Render the lines below as a numbered list, skipping any blank lines and leaving out the pictures.

(Layout dataset entries)
-- Begin --

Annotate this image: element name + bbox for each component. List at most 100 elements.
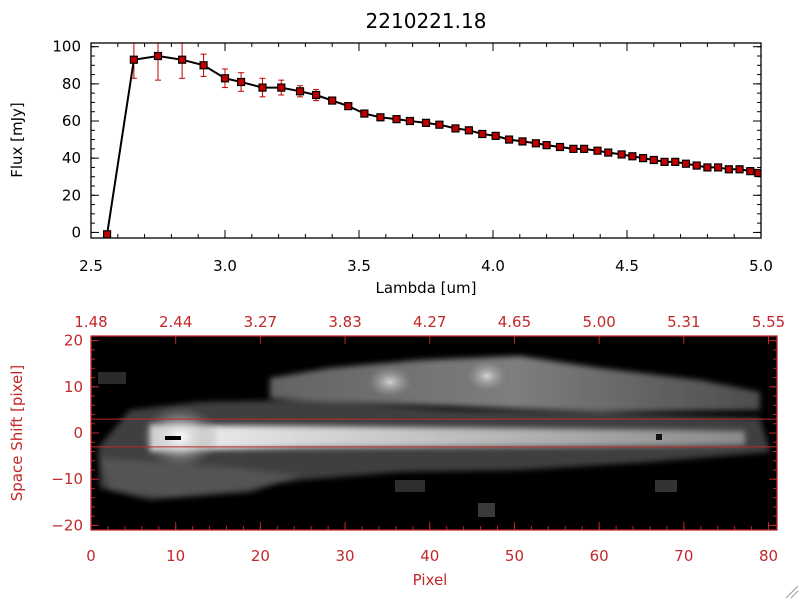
data-point: [178, 55, 187, 64]
data-point: [617, 150, 626, 159]
image-x-ticks: 0 10 20 30 40 50 60 70 80: [86, 522, 778, 565]
data-point: [405, 116, 415, 126]
image-top-tick-label: 5.55: [752, 313, 785, 331]
spectrum-marks: [102, 43, 761, 238]
data-point: [153, 51, 163, 61]
data-point: [464, 126, 473, 135]
image-guide-lines: [91, 418, 777, 448]
image-y-tick-label: 0: [73, 424, 83, 442]
image-top-tick-label: 3.83: [328, 313, 361, 331]
image-top-ticks: 1.48 2.44 3.27 3.83 4.27 4.65 5.00 5.31 5.55: [74, 313, 785, 344]
data-point: [746, 167, 755, 176]
spectrum-y-tick-label: 60: [62, 112, 81, 130]
image-x-tick-label: 70: [674, 547, 693, 565]
spectrum-y-tick-label: 40: [62, 149, 81, 167]
image-x-tick-label: 50: [505, 547, 524, 565]
data-point: [328, 96, 337, 105]
data-point: [703, 163, 712, 172]
image-x-tick-label: 10: [166, 547, 185, 565]
image-x-tick-label: 40: [420, 547, 439, 565]
data-point: [344, 102, 353, 111]
image-panel: 0 10 20 30 40 50 60 70 80 1.48 2.44 3.27 3.83 4.27 4.…: [8, 313, 785, 589]
image-y-tick-label: 10: [64, 378, 83, 396]
data-point: [258, 83, 267, 92]
data-point: [421, 118, 431, 127]
spectrum-x-tick-label: 3.0: [213, 257, 237, 275]
data-point: [735, 165, 744, 174]
image-x-tick-label: 20: [251, 547, 270, 565]
data-point: [376, 113, 385, 122]
data-point: [491, 131, 500, 140]
spectrum-y-tick-label: 80: [62, 75, 81, 93]
image-dead-pixel-2: [656, 434, 662, 440]
spectrum-x-tick-label: 2.5: [79, 257, 103, 275]
image-x-tick-label: 60: [590, 547, 609, 565]
data-point: [724, 165, 733, 174]
data-point: [660, 157, 669, 166]
spectrum-x-tick-label: 3.5: [347, 257, 371, 275]
data-point: [671, 157, 680, 166]
chart-title: 2210221.18: [366, 9, 487, 33]
data-point: [580, 144, 589, 153]
spectrum-x-axis-label: Lambda [um]: [376, 279, 477, 297]
data-point: [681, 159, 691, 168]
image-top-tick-label: 4.65: [498, 313, 531, 331]
data-point: [628, 152, 637, 161]
data-point: [129, 55, 138, 64]
image-knot-2: [463, 358, 511, 394]
data-point: [518, 137, 527, 146]
spectrum-y-tick-label: 20: [62, 186, 81, 204]
data-point: [555, 142, 565, 152]
spectrum-panel: 2210221.18 2.5 3.0 3.5 4.0 4.5 5.0 0 20 40 60 80 1…: [8, 9, 773, 297]
image-y-tick-label: −10: [51, 470, 83, 488]
data-point: [542, 141, 551, 150]
image-noise-3: [395, 480, 425, 492]
resize-grip-icon: [785, 585, 799, 599]
image-top-tick-label: 5.00: [582, 313, 615, 331]
image-y-axis-label: Space Shift [pixel]: [8, 365, 26, 502]
image-top-tick-label: 1.48: [74, 313, 107, 331]
data-point: [692, 161, 701, 170]
image-trace: [150, 425, 745, 451]
image-top-tick-label: 3.27: [244, 313, 277, 331]
image-knot-1: [364, 364, 416, 400]
image-x-tick-label: 0: [86, 547, 96, 565]
spectrum-frame: [90, 42, 762, 239]
data-point: [504, 135, 514, 144]
data-point: [199, 61, 208, 70]
data-point: [435, 120, 444, 129]
spectrum-y-ticks: 0 20 40 60 80 100: [52, 38, 761, 241]
image-x-tick-label: 30: [336, 547, 355, 565]
image-noise-4: [98, 372, 126, 384]
data-point: [593, 146, 602, 155]
data-point: [312, 90, 321, 100]
image-y-ticks: −20 −10 0 10 20: [51, 332, 777, 534]
data-point: [360, 109, 369, 118]
data-point: [649, 155, 658, 165]
spectrum-x-tick-label: 5.0: [749, 257, 773, 275]
data-point: [102, 230, 112, 238]
spectrum-series-line: [106, 54, 759, 235]
data-point: [604, 148, 613, 157]
image-noise-1: [478, 503, 495, 517]
image-noise-2: [655, 480, 677, 492]
spectrum-y-tick-label: 100: [52, 38, 81, 56]
data-point: [531, 139, 540, 148]
data-point: [295, 87, 305, 96]
image-y-tick-label: −20: [51, 516, 83, 534]
data-point: [220, 74, 230, 83]
image-top-tick-label: 4.27: [413, 313, 446, 331]
spectrum-x-tick-label: 4.0: [481, 257, 505, 275]
data-point: [569, 144, 578, 153]
image-dead-pixel-1: [165, 436, 181, 440]
image-lower-structure: [100, 458, 300, 498]
spectrum-y-axis-label: Flux [mJy]: [8, 102, 26, 178]
data-point: [714, 163, 723, 172]
image-x-axis-label: Pixel: [413, 571, 448, 589]
image-x-tick-label: 80: [759, 547, 778, 565]
data-point: [392, 115, 401, 124]
data-point: [236, 77, 246, 87]
data-point: [478, 129, 487, 139]
data-point: [277, 83, 286, 92]
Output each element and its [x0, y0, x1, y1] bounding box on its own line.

-- End --

• RESPONSE:
1. Annotate this image: element name + bbox for each component. List at most 100 elements.
2. data-point: [178, 55, 187, 64]
3. data-point: [617, 150, 626, 159]
4. image-x-ticks: 0 10 20 30 40 50 60 70 80: [86, 522, 778, 565]
5. data-point: [405, 116, 415, 126]
6. image-top-tick-label: 5.55: [752, 313, 785, 331]
7. spectrum-marks: [102, 43, 761, 238]
8. data-point: [153, 51, 163, 61]
9. data-point: [464, 126, 473, 135]
10. image-guide-lines: [91, 418, 777, 448]
11. image-y-tick-label: 0: [73, 424, 83, 442]
12. image-top-tick-label: 3.83: [328, 313, 361, 331]
13. image-top-ticks: 1.48 2.44 3.27 3.83 4.27 4.65 5.00 5.31 5.55: [74, 313, 785, 344]
14. data-point: [746, 167, 755, 176]
15. spectrum-y-tick-label: 60: [62, 112, 81, 130]
16. image-x-tick-label: 70: [674, 547, 693, 565]
17. spectrum-y-tick-label: 40: [62, 149, 81, 167]
18. image-x-tick-label: 50: [505, 547, 524, 565]
19. data-point: [328, 96, 337, 105]
20. data-point: [703, 163, 712, 172]
21. image-x-tick-label: 10: [166, 547, 185, 565]
22. image-x-tick-label: 40: [420, 547, 439, 565]
23. data-point: [344, 102, 353, 111]
24. image-panel: 0 10 20 30 40 50 60 70 80 1.48 2.44 3.27 3.83 4.27 4.…: [8, 313, 785, 589]
25. image-y-tick-label: 10: [64, 378, 83, 396]
26. data-point: [258, 83, 267, 92]
27. data-point: [421, 118, 431, 127]
28. spectrum-x-tick-label: 3.0: [213, 257, 237, 275]
29. data-point: [735, 165, 744, 174]
30. image-x-tick-label: 20: [251, 547, 270, 565]
31. data-point: [376, 113, 385, 122]
32. data-point: [491, 131, 500, 140]
33. spectrum-y-tick-label: 80: [62, 75, 81, 93]
34. image-dead-pixel-2: [656, 434, 662, 440]
35. spectrum-x-tick-label: 2.5: [79, 257, 103, 275]
36. image-x-tick-label: 60: [590, 547, 609, 565]
37. data-point: [724, 165, 733, 174]
38. data-point: [660, 157, 669, 166]
39. spectrum-x-tick-label: 3.5: [347, 257, 371, 275]
40. data-point: [671, 157, 680, 166]
41. chart-title: 2210221.18: [366, 9, 487, 33]
42. data-point: [580, 144, 589, 153]
43. spectrum-x-axis-label: Lambda [um]: [376, 279, 477, 297]
44. data-point: [681, 159, 691, 168]
45. image-top-tick-label: 4.65: [498, 313, 531, 331]
46. data-point: [628, 152, 637, 161]
47. data-point: [129, 55, 138, 64]
48. image-knot-2: [463, 358, 511, 394]
49. data-point: [518, 137, 527, 146]
50. spectrum-y-tick-label: 20: [62, 186, 81, 204]
51. data-point: [555, 142, 565, 152]
52. spectrum-panel: 2210221.18 2.5 3.0 3.5 4.0 4.5 5.0 0 20 40 60 80 1…: [8, 9, 773, 297]
53. image-y-tick-label: −10: [51, 470, 83, 488]
54. data-point: [542, 141, 551, 150]
55. image-noise-3: [395, 480, 425, 492]
56. resize-grip-icon: [785, 585, 799, 599]
57. image-top-tick-label: 5.00: [582, 313, 615, 331]
58. image-y-axis-label: Space Shift [pixel]: [8, 365, 26, 502]
59. image-top-tick-label: 1.48: [74, 313, 107, 331]
60. data-point: [692, 161, 701, 170]
61. image-trace: [150, 425, 745, 451]
62. image-top-tick-label: 3.27: [244, 313, 277, 331]
63. image-knot-1: [364, 364, 416, 400]
64. image-x-tick-label: 0: [86, 547, 96, 565]
65. spectrum-frame: [90, 42, 762, 239]
66. data-point: [504, 135, 514, 144]
67. data-point: [199, 61, 208, 70]
68. data-point: [435, 120, 444, 129]
69. spectrum-y-ticks: 0 20 40 60 80 100: [52, 38, 761, 241]
70. image-x-tick-label: 30: [336, 547, 355, 565]
71. image-noise-4: [98, 372, 126, 384]
72. data-point: [593, 146, 602, 155]
73. data-point: [312, 90, 321, 100]
74. image-y-ticks: −20 −10 0 10 20: [51, 332, 777, 534]
75. data-point: [360, 109, 369, 118]
76. data-point: [649, 155, 658, 165]
77. spectrum-x-tick-label: 5.0: [749, 257, 773, 275]
78. data-point: [102, 230, 112, 238]
79. spectrum-series-line: [106, 54, 759, 235]
80. data-point: [604, 148, 613, 157]
81. image-noise-1: [478, 503, 495, 517]
82. image-noise-2: [655, 480, 677, 492]
83. spectrum-y-tick-label: 100: [52, 38, 81, 56]
84. data-point: [531, 139, 540, 148]
85. data-point: [295, 87, 305, 96]
86. image-y-tick-label: −20: [51, 516, 83, 534]
87. data-point: [220, 74, 230, 83]
88. image-top-tick-label: 4.27: [413, 313, 446, 331]
89. spectrum-x-tick-label: 4.0: [481, 257, 505, 275]
90. data-point: [569, 144, 578, 153]
91. image-dead-pixel-1: [165, 436, 181, 440]
92. image-lower-structure: [100, 458, 300, 498]
93. spectrum-y-axis-label: Flux [mJy]: [8, 102, 26, 178]
94. data-point: [714, 163, 723, 172]
95. image-x-axis-label: Pixel: [413, 571, 448, 589]
96. image-x-tick-label: 80: [759, 547, 778, 565]
97. data-point: [392, 115, 401, 124]
98. data-point: [236, 77, 246, 87]
99. data-point: [478, 129, 487, 139]
100. data-point: [277, 83, 286, 92]
101. Output each element and its [x0, y0, x1, y1] bounding box on its own line.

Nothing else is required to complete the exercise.